--- Collected data ---
■ ■ ■
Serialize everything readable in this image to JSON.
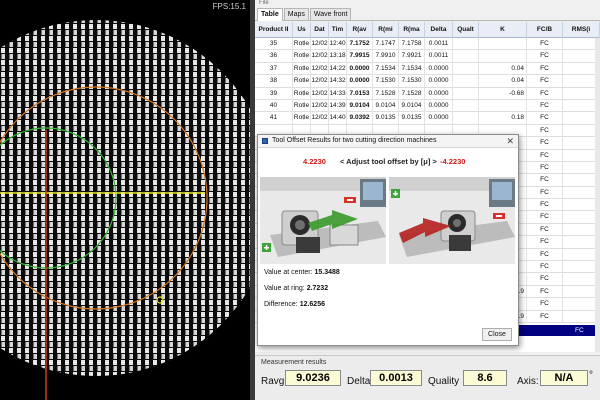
{
  "camera": {
    "fps_label": "FPS:15.1"
  },
  "app": {
    "filebar_label": "File"
  },
  "tabs": [
    {
      "label": "Table",
      "active": true
    },
    {
      "label": "Maps",
      "active": false
    },
    {
      "label": "Wave front",
      "active": false
    }
  ],
  "grid": {
    "headers": [
      "Product II",
      "Us",
      "Dat",
      "Tim",
      "R(av",
      "R(mi",
      "R(ma",
      "Delta",
      "Qualt",
      "K",
      "FC/B",
      "RMS(i"
    ],
    "rows": [
      [
        "35",
        "Rotle",
        "12/02",
        "12:40",
        "7.1752",
        "7.1747",
        "7.1758",
        "0.0011",
        "",
        "",
        "FC",
        ""
      ],
      [
        "36",
        "Rotle",
        "12/02",
        "13:18",
        "7.9915",
        "7.9910",
        "7.9921",
        "0.0011",
        "",
        "",
        "FC",
        ""
      ],
      [
        "37",
        "Rotle",
        "12/02",
        "14:22",
        "0.0000",
        "7.1534",
        "7.1534",
        "0.0000",
        "",
        "0.04",
        "FC",
        ""
      ],
      [
        "38",
        "Rotle",
        "12/02",
        "14:32",
        "0.0000",
        "7.1530",
        "7.1530",
        "0.0000",
        "",
        "0.04",
        "FC",
        ""
      ],
      [
        "39",
        "Rotle",
        "12/02",
        "14:33",
        "7.0153",
        "7.1528",
        "7.1528",
        "0.0000",
        "",
        "-0.68",
        "FC",
        ""
      ],
      [
        "40",
        "Rotle",
        "12/02",
        "14:39",
        "9.0104",
        "9.0104",
        "9.0104",
        "0.0000",
        "",
        "",
        "FC",
        ""
      ],
      [
        "41",
        "Rotle",
        "12/02",
        "14:40",
        "9.0392",
        "9.0135",
        "9.0135",
        "0.0000",
        "",
        "0.18",
        "FC",
        ""
      ],
      [
        "",
        "",
        "",
        "",
        "",
        "",
        "",
        "",
        "",
        "",
        "FC",
        ""
      ],
      [
        "",
        "",
        "",
        "",
        "",
        "",
        "",
        "",
        "",
        "",
        "FC",
        ""
      ],
      [
        "",
        "",
        "",
        "",
        "",
        "",
        "",
        "",
        "",
        "",
        "FC",
        ""
      ],
      [
        "",
        "",
        "",
        "",
        "",
        "",
        "",
        "",
        "",
        "",
        "FC",
        ""
      ],
      [
        "",
        "",
        "",
        "",
        "",
        "",
        "",
        "",
        "",
        "",
        "FC",
        ""
      ],
      [
        "",
        "",
        "",
        "",
        "",
        "",
        "",
        "",
        "",
        "",
        "FC",
        ""
      ],
      [
        "",
        "",
        "",
        "",
        "",
        "",
        "",
        "",
        "",
        "",
        "FC",
        ""
      ],
      [
        "",
        "",
        "",
        "",
        "",
        "",
        "",
        "",
        "",
        "",
        "FC",
        ""
      ],
      [
        "",
        "",
        "",
        "",
        "",
        "",
        "",
        "",
        "",
        "",
        "FC",
        ""
      ],
      [
        "",
        "",
        "",
        "",
        "",
        "",
        "",
        "",
        "",
        "",
        "FC",
        ""
      ],
      [
        "",
        "",
        "",
        "",
        "",
        "",
        "",
        "",
        "",
        "",
        "FC",
        ""
      ],
      [
        "",
        "",
        "",
        "",
        "",
        "",
        "",
        "",
        "",
        "",
        "FC",
        ""
      ],
      [
        "",
        "",
        "",
        "",
        "",
        "",
        "",
        "",
        "",
        "",
        "FC",
        ""
      ],
      [
        "",
        "",
        "",
        "",
        "",
        "",
        "",
        "",
        "",
        "0.19",
        "FC",
        ""
      ],
      [
        "",
        "",
        "",
        "",
        "",
        "",
        "",
        "",
        "",
        "",
        "FC",
        ""
      ],
      [
        "",
        "",
        "",
        "",
        "",
        "",
        "",
        "",
        "",
        "0.19",
        "FC",
        ""
      ]
    ],
    "selected_row_cell": "FC"
  },
  "results": {
    "title": "Measurement results",
    "ravg_label": "Ravg:",
    "ravg_value": "9.0236",
    "delta_label": "Delta:",
    "delta_value": "0.0013",
    "quality_label": "Quality",
    "quality_value": "8.6",
    "axis_label": "Axis:",
    "axis_value": "N/A",
    "axis_unit": "°"
  },
  "dialog": {
    "title": "Tool Offset Results for two cutting direction machines",
    "offset_left": "4.2230",
    "adjust_label": "< Adjust tool offset by [μ] >",
    "offset_right": "-4.2230",
    "center_label": "Value at center:",
    "center_value": "15.3488",
    "ring_label": "Value at ring:",
    "ring_value": "2.7232",
    "diff_label": "Difference:",
    "diff_value": "12.6256",
    "close_label": "Close",
    "colors": {
      "offset": "#d01818",
      "arrow_left": "#3a9a2a",
      "arrow_right": "#b52020"
    }
  }
}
■ ■ ■
--- Directions for this task ---
Reproduce the records verbatim, omitting all images they contain.

--- Answer to the problem ---
Serialize everything readable in this image to JSON.
{
  "camera": {
    "fps_label": "FPS:15.1"
  },
  "app": {
    "filebar_label": "File"
  },
  "tabs": [
    {
      "label": "Table",
      "active": true
    },
    {
      "label": "Maps",
      "active": false
    },
    {
      "label": "Wave front",
      "active": false
    }
  ],
  "grid": {
    "headers": [
      "Product II",
      "Us",
      "Dat",
      "Tim",
      "R(av",
      "R(mi",
      "R(ma",
      "Delta",
      "Qualt",
      "K",
      "FC/B",
      "RMS(i"
    ],
    "rows": [
      [
        "35",
        "Rotle",
        "12/02",
        "12:40",
        "7.1752",
        "7.1747",
        "7.1758",
        "0.0011",
        "",
        "",
        "FC",
        ""
      ],
      [
        "36",
        "Rotle",
        "12/02",
        "13:18",
        "7.9915",
        "7.9910",
        "7.9921",
        "0.0011",
        "",
        "",
        "FC",
        ""
      ],
      [
        "37",
        "Rotle",
        "12/02",
        "14:22",
        "0.0000",
        "7.1534",
        "7.1534",
        "0.0000",
        "",
        "0.04",
        "FC",
        ""
      ],
      [
        "38",
        "Rotle",
        "12/02",
        "14:32",
        "0.0000",
        "7.1530",
        "7.1530",
        "0.0000",
        "",
        "0.04",
        "FC",
        ""
      ],
      [
        "39",
        "Rotle",
        "12/02",
        "14:33",
        "7.0153",
        "7.1528",
        "7.1528",
        "0.0000",
        "",
        "-0.68",
        "FC",
        ""
      ],
      [
        "40",
        "Rotle",
        "12/02",
        "14:39",
        "9.0104",
        "9.0104",
        "9.0104",
        "0.0000",
        "",
        "",
        "FC",
        ""
      ],
      [
        "41",
        "Rotle",
        "12/02",
        "14:40",
        "9.0392",
        "9.0135",
        "9.0135",
        "0.0000",
        "",
        "0.18",
        "FC",
        ""
      ],
      [
        "",
        "",
        "",
        "",
        "",
        "",
        "",
        "",
        "",
        "",
        "FC",
        ""
      ],
      [
        "",
        "",
        "",
        "",
        "",
        "",
        "",
        "",
        "",
        "",
        "FC",
        ""
      ],
      [
        "",
        "",
        "",
        "",
        "",
        "",
        "",
        "",
        "",
        "",
        "FC",
        ""
      ],
      [
        "",
        "",
        "",
        "",
        "",
        "",
        "",
        "",
        "",
        "",
        "FC",
        ""
      ],
      [
        "",
        "",
        "",
        "",
        "",
        "",
        "",
        "",
        "",
        "",
        "FC",
        ""
      ],
      [
        "",
        "",
        "",
        "",
        "",
        "",
        "",
        "",
        "",
        "",
        "FC",
        ""
      ],
      [
        "",
        "",
        "",
        "",
        "",
        "",
        "",
        "",
        "",
        "",
        "FC",
        ""
      ],
      [
        "",
        "",
        "",
        "",
        "",
        "",
        "",
        "",
        "",
        "",
        "FC",
        ""
      ],
      [
        "",
        "",
        "",
        "",
        "",
        "",
        "",
        "",
        "",
        "",
        "FC",
        ""
      ],
      [
        "",
        "",
        "",
        "",
        "",
        "",
        "",
        "",
        "",
        "",
        "FC",
        ""
      ],
      [
        "",
        "",
        "",
        "",
        "",
        "",
        "",
        "",
        "",
        "",
        "FC",
        ""
      ],
      [
        "",
        "",
        "",
        "",
        "",
        "",
        "",
        "",
        "",
        "",
        "FC",
        ""
      ],
      [
        "",
        "",
        "",
        "",
        "",
        "",
        "",
        "",
        "",
        "",
        "FC",
        ""
      ],
      [
        "",
        "",
        "",
        "",
        "",
        "",
        "",
        "",
        "",
        "0.19",
        "FC",
        ""
      ],
      [
        "",
        "",
        "",
        "",
        "",
        "",
        "",
        "",
        "",
        "",
        "FC",
        ""
      ],
      [
        "",
        "",
        "",
        "",
        "",
        "",
        "",
        "",
        "",
        "0.19",
        "FC",
        ""
      ]
    ],
    "selected_row_cell": "FC"
  },
  "results": {
    "title": "Measurement results",
    "ravg_label": "Ravg:",
    "ravg_value": "9.0236",
    "delta_label": "Delta:",
    "delta_value": "0.0013",
    "quality_label": "Quality",
    "quality_value": "8.6",
    "axis_label": "Axis:",
    "axis_value": "N/A",
    "axis_unit": "°"
  },
  "dialog": {
    "title": "Tool Offset Results for two cutting direction machines",
    "offset_left": "4.2230",
    "adjust_label": "< Adjust tool offset by [μ] >",
    "offset_right": "-4.2230",
    "center_label": "Value at center:",
    "center_value": "15.3488",
    "ring_label": "Value at ring:",
    "ring_value": "2.7232",
    "diff_label": "Difference:",
    "diff_value": "12.6256",
    "close_label": "Close",
    "colors": {
      "offset": "#d01818",
      "arrow_left": "#3a9a2a",
      "arrow_right": "#b52020"
    }
  }
}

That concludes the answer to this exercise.